▸ **Problem requirements**
Repeat these records with every occurrence of "Cycle Length" swapped for "Sales Cycle", changing nothing else, and leave out the pictures.

▸ **Records for this task**
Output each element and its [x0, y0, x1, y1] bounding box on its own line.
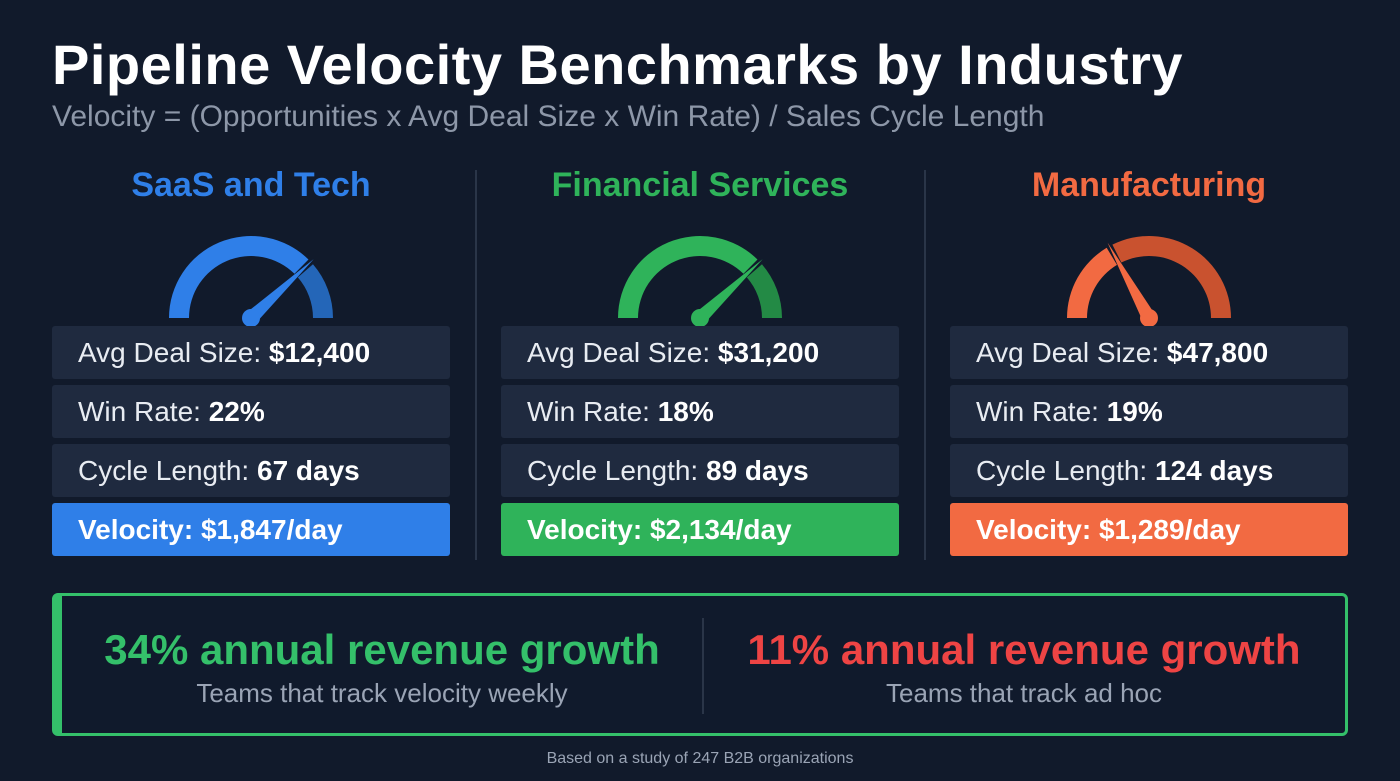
speedometer-gauge-icon: [169, 236, 333, 327]
growth-adhoc-headline: 11% annual revenue growth: [747, 626, 1301, 673]
industry-name: Manufacturing: [1031, 166, 1267, 204]
gauge-hub: [1140, 309, 1158, 327]
win-rate-row: Win Rate: 22%: [52, 385, 450, 438]
label: Cycle Length:: [976, 455, 1155, 486]
gauge-needle: [1107, 242, 1156, 322]
label: Avg Deal Size:: [527, 337, 718, 368]
gauge-hub: [242, 309, 260, 327]
cycle-length-row: Cycle Length: 67 days: [52, 444, 450, 497]
label: Cycle Length:: [78, 455, 257, 486]
gauge-needle: [246, 259, 314, 324]
avg-deal-size-row: Avg Deal Size: $47,800: [950, 326, 1348, 379]
gauge-arc-remaining: [297, 264, 333, 318]
formula-subtitle: Velocity = (Opportunities x Avg Deal Siz…: [52, 100, 1045, 133]
win-rate-row: Win Rate: 19%: [950, 385, 1348, 438]
value: 18%: [657, 396, 714, 427]
gauge-arc-remaining: [746, 264, 782, 318]
industry-card-financial: Financial Services Avg Deal Size: $31,20…: [501, 160, 899, 556]
speedometer-gauge-icon: [618, 236, 782, 327]
growth-weekly: 34% annual revenue growth Teams that tra…: [62, 596, 702, 733]
gauge-arc-filled: [1067, 247, 1117, 318]
label: Win Rate:: [527, 396, 658, 427]
value: 89 days: [706, 455, 809, 486]
cycle-length-row: Cycle Length: 124 days: [950, 444, 1348, 497]
growth-weekly-caption: Teams that track velocity weekly: [196, 678, 568, 708]
label: Avg Deal Size:: [78, 337, 269, 368]
value: 22%: [208, 396, 265, 427]
gauge-arc-filled: [169, 236, 309, 318]
value: 67 days: [257, 455, 360, 486]
label: Cycle Length:: [527, 455, 706, 486]
label: Avg Deal Size:: [976, 337, 1167, 368]
value: $47,800: [1166, 337, 1269, 368]
value: $12,400: [268, 337, 371, 368]
growth-adhoc: 11% annual revenue growth Teams that tra…: [704, 596, 1344, 733]
win-rate-row: Win Rate: 18%: [501, 385, 899, 438]
growth-adhoc-caption: Teams that track ad hoc: [885, 678, 1163, 708]
industry-card-saas: SaaS and Tech Avg Deal Size: $12,400 Win…: [52, 160, 450, 556]
gauge-hub: [691, 309, 709, 327]
cycle-length-row: Cycle Length: 89 days: [501, 444, 899, 497]
avg-deal-size-row: Avg Deal Size: $12,400: [52, 326, 450, 379]
velocity-row: Velocity: $2,134/day: [501, 503, 899, 556]
value: $31,200: [717, 337, 820, 368]
avg-deal-size-row: Avg Deal Size: $31,200: [501, 326, 899, 379]
label: Win Rate:: [78, 396, 209, 427]
value: 124 days: [1155, 455, 1274, 486]
label: Win Rate:: [976, 396, 1107, 427]
industry-card-manufacturing: Manufacturing Avg Deal Size: $47,800 Win…: [950, 160, 1348, 556]
growth-banner: 34% annual revenue growth Teams that tra…: [52, 593, 1348, 736]
velocity-row: Velocity: $1,289/day: [950, 503, 1348, 556]
banner-divider: [702, 618, 704, 714]
value: 19%: [1106, 396, 1163, 427]
industry-name: SaaS and Tech: [131, 166, 371, 204]
divider: [475, 170, 477, 560]
growth-weekly-headline: 34% annual revenue growth: [104, 626, 660, 673]
gauge-arc-remaining: [1112, 236, 1231, 318]
page-title: Pipeline Velocity Benchmarks by Industry: [52, 33, 1184, 96]
industry-name: Financial Services: [551, 166, 849, 204]
gauge-arc-filled: [618, 236, 758, 318]
velocity-row: Velocity: $1,847/day: [52, 503, 450, 556]
footnote: Based on a study of 247 B2B organization…: [546, 750, 854, 767]
divider: [924, 170, 926, 560]
gauge-needle: [695, 259, 763, 324]
speedometer-gauge-icon: [1067, 236, 1231, 327]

▸ **Finished task**
Output each element and its [x0, y0, x1, y1] bounding box on its own line.
speedometer-gauge-icon: [169, 236, 333, 327]
growth-adhoc-headline: 11% annual revenue growth: [747, 626, 1301, 673]
industry-name: Manufacturing: [1031, 166, 1267, 204]
gauge-hub: [1140, 309, 1158, 327]
win-rate-row: Win Rate: 22%: [52, 385, 450, 438]
label: Sales Cycle:: [976, 455, 1155, 486]
gauge-needle: [1107, 242, 1156, 322]
label: Avg Deal Size:: [527, 337, 718, 368]
gauge-hub: [242, 309, 260, 327]
cycle-length-row: Sales Cycle: 67 days: [52, 444, 450, 497]
label: Sales Cycle:: [78, 455, 257, 486]
gauge-needle: [246, 259, 314, 324]
avg-deal-size-row: Avg Deal Size: $47,800: [950, 326, 1348, 379]
gauge-arc-remaining: [297, 264, 333, 318]
formula-subtitle: Velocity = (Opportunities x Avg Deal Siz…: [52, 100, 1045, 133]
win-rate-row: Win Rate: 19%: [950, 385, 1348, 438]
value: 18%: [657, 396, 714, 427]
gauge-arc-remaining: [746, 264, 782, 318]
industry-card-financial: Financial Services Avg Deal Size: $31,20…: [501, 160, 899, 556]
speedometer-gauge-icon: [618, 236, 782, 327]
growth-weekly: 34% annual revenue growth Teams that tra…: [62, 596, 702, 733]
gauge-arc-filled: [1067, 247, 1117, 318]
label: Win Rate:: [527, 396, 658, 427]
value: 89 days: [706, 455, 809, 486]
cycle-length-row: Sales Cycle: 124 days: [950, 444, 1348, 497]
growth-weekly-caption: Teams that track velocity weekly: [196, 678, 568, 708]
label: Avg Deal Size:: [78, 337, 269, 368]
value: 22%: [208, 396, 265, 427]
gauge-arc-filled: [169, 236, 309, 318]
value: 67 days: [257, 455, 360, 486]
label: Sales Cycle:: [527, 455, 706, 486]
label: Avg Deal Size:: [976, 337, 1167, 368]
value: $47,800: [1166, 337, 1269, 368]
value: $12,400: [268, 337, 371, 368]
growth-adhoc: 11% annual revenue growth Teams that tra…: [704, 596, 1344, 733]
win-rate-row: Win Rate: 18%: [501, 385, 899, 438]
growth-adhoc-caption: Teams that track ad hoc: [885, 678, 1163, 708]
industry-card-saas: SaaS and Tech Avg Deal Size: $12,400 Win…: [52, 160, 450, 556]
gauge-hub: [691, 309, 709, 327]
cycle-length-row: Sales Cycle: 89 days: [501, 444, 899, 497]
avg-deal-size-row: Avg Deal Size: $12,400: [52, 326, 450, 379]
velocity-row: Velocity: $2,134/day: [501, 503, 899, 556]
value: $31,200: [717, 337, 820, 368]
avg-deal-size-row: Avg Deal Size: $31,200: [501, 326, 899, 379]
label: Win Rate:: [78, 396, 209, 427]
value: 124 days: [1155, 455, 1274, 486]
label: Win Rate:: [976, 396, 1107, 427]
industry-card-manufacturing: Manufacturing Avg Deal Size: $47,800 Win…: [950, 160, 1348, 556]
growth-banner: 34% annual revenue growth Teams that tra…: [52, 593, 1348, 736]
velocity-row: Velocity: $1,289/day: [950, 503, 1348, 556]
banner-divider: [702, 618, 704, 714]
value: 19%: [1106, 396, 1163, 427]
industry-name: SaaS and Tech: [131, 166, 371, 204]
divider: [475, 170, 477, 560]
growth-weekly-headline: 34% annual revenue growth: [104, 626, 660, 673]
gauge-arc-remaining: [1112, 236, 1231, 318]
page-title: Pipeline Velocity Benchmarks by Industry: [52, 33, 1184, 96]
industry-name: Financial Services: [551, 166, 849, 204]
gauge-arc-filled: [618, 236, 758, 318]
velocity-row: Velocity: $1,847/day: [52, 503, 450, 556]
footnote: Based on a study of 247 B2B organization…: [546, 750, 854, 767]
divider: [924, 170, 926, 560]
gauge-needle: [695, 259, 763, 324]
speedometer-gauge-icon: [1067, 236, 1231, 327]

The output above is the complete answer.